> **AIM OF THE EXERCISE**
Omit every picture, then give all the entries again exactly.

> **THE RECORDS**

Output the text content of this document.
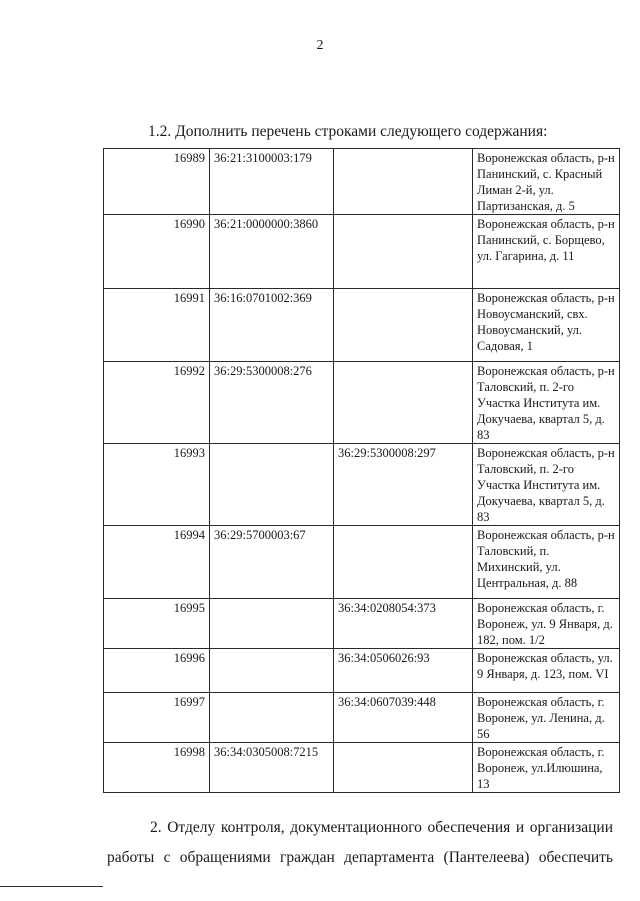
2
1.2. Дополнить перечень строками следующего содержания:
16989	36:21:3100003:179		Воронежская область, р-н Панинский, с. Красный Лиман 2-й, ул. Партизанская, д. 5
16990	36:21:0000000:3860		Воронежская область, р-н Панинский, с. Борщево, ул. Гагарина, д. 11
16991	36:16:0701002:369		Воронежская область, р-н Новоусманский, свх. Новоусманский, ул. Садовая, 1
16992	36:29:5300008:276		Воронежская область, р-н Таловский, п. 2-го Участка Института им. Докучаева, квартал 5, д. 83
16993		36:29:5300008:297	Воронежская область, р-н Таловский, п. 2-го Участка Института им. Докучаева, квартал 5, д. 83
16994	36:29:5700003:67		Воронежская область, р-н Таловский, п. Михинский, ул. Центральная, д. 88
16995		36:34:0208054:373	Воронежская область, г. Воронеж, ул. 9 Января, д. 182, пом. 1/2
16996		36:34:0506026:93	Воронежская область, ул. 9 Января, д. 123, пом. VI
16997		36:34:0607039:448	Воронежская область, г. Воронеж, ул. Ленина, д. 56
16998	36:34:0305008:7215		Воронежская область, г. Воронеж, ул.Илюшина, 13
2. Отделу контроля, документационного обеспечения и организации
работы с обращениями граждан департамента (Пантелеева) обеспечить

> **SOLUTION FOR THIS TASK**
Output the text content of this document.
2
1.2. Дополнить перечень строками следующего содержания:
16989	36:21:3100003:179		Воронежская область, р-н Панинский, с. Красный Лиман 2-й, ул. Партизанская, д. 5
16990	36:21:0000000:3860		Воронежская область, р-н Панинский, с. Борщево, ул. Гагарина, д. 11
16991	36:16:0701002:369		Воронежская область, р-н Новоусманский, свх. Новоусманский, ул. Садовая, 1
16992	36:29:5300008:276		Воронежская область, р-н Таловский, п. 2-го Участка Института им. Докучаева, квартал 5, д. 83
16993		36:29:5300008:297	Воронежская область, р-н Таловский, п. 2-го Участка Института им. Докучаева, квартал 5, д. 83
16994	36:29:5700003:67		Воронежская область, р-н Таловский, п. Михинский, ул. Центральная, д. 88
16995		36:34:0208054:373	Воронежская область, г. Воронеж, ул. 9 Января, д. 182, пом. 1/2
16996		36:34:0506026:93	Воронежская область, ул. 9 Января, д. 123, пом. VI
16997		36:34:0607039:448	Воронежская область, г. Воронеж, ул. Ленина, д. 56
16998	36:34:0305008:7215		Воронежская область, г. Воронеж, ул.Илюшина, 13
2. Отделу контроля, документационного обеспечения и организации
работы с обращениями граждан департамента (Пантелеева) обеспечить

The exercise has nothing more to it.